* _PROBLEM DETAILS_
Return, word for word, the listing starting at its first line and ending at the line that contains "heading: which is", with both of those lines included.

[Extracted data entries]
---*---
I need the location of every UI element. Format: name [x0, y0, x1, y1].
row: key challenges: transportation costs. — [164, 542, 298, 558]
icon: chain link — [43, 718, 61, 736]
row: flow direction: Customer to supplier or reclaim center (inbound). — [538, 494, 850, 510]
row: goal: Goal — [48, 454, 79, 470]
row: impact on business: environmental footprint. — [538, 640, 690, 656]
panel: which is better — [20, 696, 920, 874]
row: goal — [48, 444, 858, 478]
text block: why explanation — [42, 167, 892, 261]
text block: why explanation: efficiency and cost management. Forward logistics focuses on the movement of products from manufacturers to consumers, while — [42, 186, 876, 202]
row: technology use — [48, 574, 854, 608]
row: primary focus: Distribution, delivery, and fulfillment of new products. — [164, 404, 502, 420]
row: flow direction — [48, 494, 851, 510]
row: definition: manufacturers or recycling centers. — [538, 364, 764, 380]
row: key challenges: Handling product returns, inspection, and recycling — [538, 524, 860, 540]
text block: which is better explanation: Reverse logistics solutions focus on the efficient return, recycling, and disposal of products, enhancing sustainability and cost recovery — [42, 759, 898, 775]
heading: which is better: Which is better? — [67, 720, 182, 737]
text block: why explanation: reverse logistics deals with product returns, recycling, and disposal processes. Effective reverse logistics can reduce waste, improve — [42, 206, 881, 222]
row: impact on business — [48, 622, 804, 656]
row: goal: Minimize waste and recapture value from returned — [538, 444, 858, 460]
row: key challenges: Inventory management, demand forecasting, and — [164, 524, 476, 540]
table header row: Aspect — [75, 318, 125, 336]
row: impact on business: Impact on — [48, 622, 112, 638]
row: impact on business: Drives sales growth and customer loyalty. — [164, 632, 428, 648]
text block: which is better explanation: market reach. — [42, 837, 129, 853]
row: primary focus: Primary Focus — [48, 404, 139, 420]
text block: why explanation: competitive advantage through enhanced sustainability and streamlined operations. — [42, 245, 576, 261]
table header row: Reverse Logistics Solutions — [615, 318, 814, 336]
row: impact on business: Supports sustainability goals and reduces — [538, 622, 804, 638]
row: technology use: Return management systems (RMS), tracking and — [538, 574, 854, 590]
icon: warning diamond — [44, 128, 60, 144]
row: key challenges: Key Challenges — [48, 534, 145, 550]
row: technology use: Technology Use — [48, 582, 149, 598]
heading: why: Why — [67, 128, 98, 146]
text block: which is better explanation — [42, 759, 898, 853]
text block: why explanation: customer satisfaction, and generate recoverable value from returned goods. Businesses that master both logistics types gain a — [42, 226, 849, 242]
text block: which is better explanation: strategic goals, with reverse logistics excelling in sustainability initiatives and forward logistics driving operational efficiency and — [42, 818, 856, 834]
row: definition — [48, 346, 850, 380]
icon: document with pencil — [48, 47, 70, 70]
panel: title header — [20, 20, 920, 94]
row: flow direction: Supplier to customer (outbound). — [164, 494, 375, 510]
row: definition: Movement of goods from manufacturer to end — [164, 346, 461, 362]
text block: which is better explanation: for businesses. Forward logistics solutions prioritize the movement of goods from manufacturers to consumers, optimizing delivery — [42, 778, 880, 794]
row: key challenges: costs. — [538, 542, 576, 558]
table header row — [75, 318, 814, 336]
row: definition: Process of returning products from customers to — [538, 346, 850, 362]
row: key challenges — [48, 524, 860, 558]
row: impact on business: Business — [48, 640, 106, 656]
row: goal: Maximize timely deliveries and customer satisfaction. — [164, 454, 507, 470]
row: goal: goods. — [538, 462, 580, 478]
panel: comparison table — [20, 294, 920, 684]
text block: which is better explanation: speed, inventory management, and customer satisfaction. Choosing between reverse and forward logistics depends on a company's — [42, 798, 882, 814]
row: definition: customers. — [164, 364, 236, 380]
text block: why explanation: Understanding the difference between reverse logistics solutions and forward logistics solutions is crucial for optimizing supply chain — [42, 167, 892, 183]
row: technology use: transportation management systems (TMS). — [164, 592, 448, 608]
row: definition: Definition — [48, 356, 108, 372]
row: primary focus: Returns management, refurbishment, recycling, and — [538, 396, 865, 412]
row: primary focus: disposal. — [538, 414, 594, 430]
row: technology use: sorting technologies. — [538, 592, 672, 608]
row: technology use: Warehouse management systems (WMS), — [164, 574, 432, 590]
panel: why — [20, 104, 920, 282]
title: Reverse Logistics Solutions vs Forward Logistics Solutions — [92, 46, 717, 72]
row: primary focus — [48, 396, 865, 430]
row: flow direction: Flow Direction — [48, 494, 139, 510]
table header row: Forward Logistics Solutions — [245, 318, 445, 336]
---*---
* _SOLUTION FOR THIS PROBLEM_
I need the location of every UI element. Format: name [x0, y0, x1, y1].
row: key challenges: transportation costs. — [164, 542, 298, 558]
icon: chain link — [43, 718, 61, 736]
row: flow direction: Customer to supplier or reclaim center (inbound). — [538, 494, 850, 510]
row: goal: Goal — [48, 454, 79, 470]
row: impact on business: environmental footprint. — [538, 640, 690, 656]
panel: which is better — [20, 696, 920, 874]
row: goal — [48, 444, 858, 478]
text block: why explanation — [42, 167, 892, 261]
text block: why explanation: efficiency and cost management. Forward logistics focuses on the movement of products from manufacturers to consumers, while — [42, 186, 876, 202]
row: technology use — [48, 574, 854, 608]
row: primary focus: Distribution, delivery, and fulfillment of new products. — [164, 404, 502, 420]
row: flow direction — [48, 494, 851, 510]
row: definition: manufacturers or recycling centers. — [538, 364, 764, 380]
row: key challenges: Handling product returns, inspection, and recycling — [538, 524, 860, 540]
text block: which is better explanation: Reverse logistics solutions focus on the efficient return, recycling, and disposal of products, enhancing sustainability and cost recovery — [42, 759, 898, 775]
heading: which is better: Which is better? — [67, 720, 182, 737]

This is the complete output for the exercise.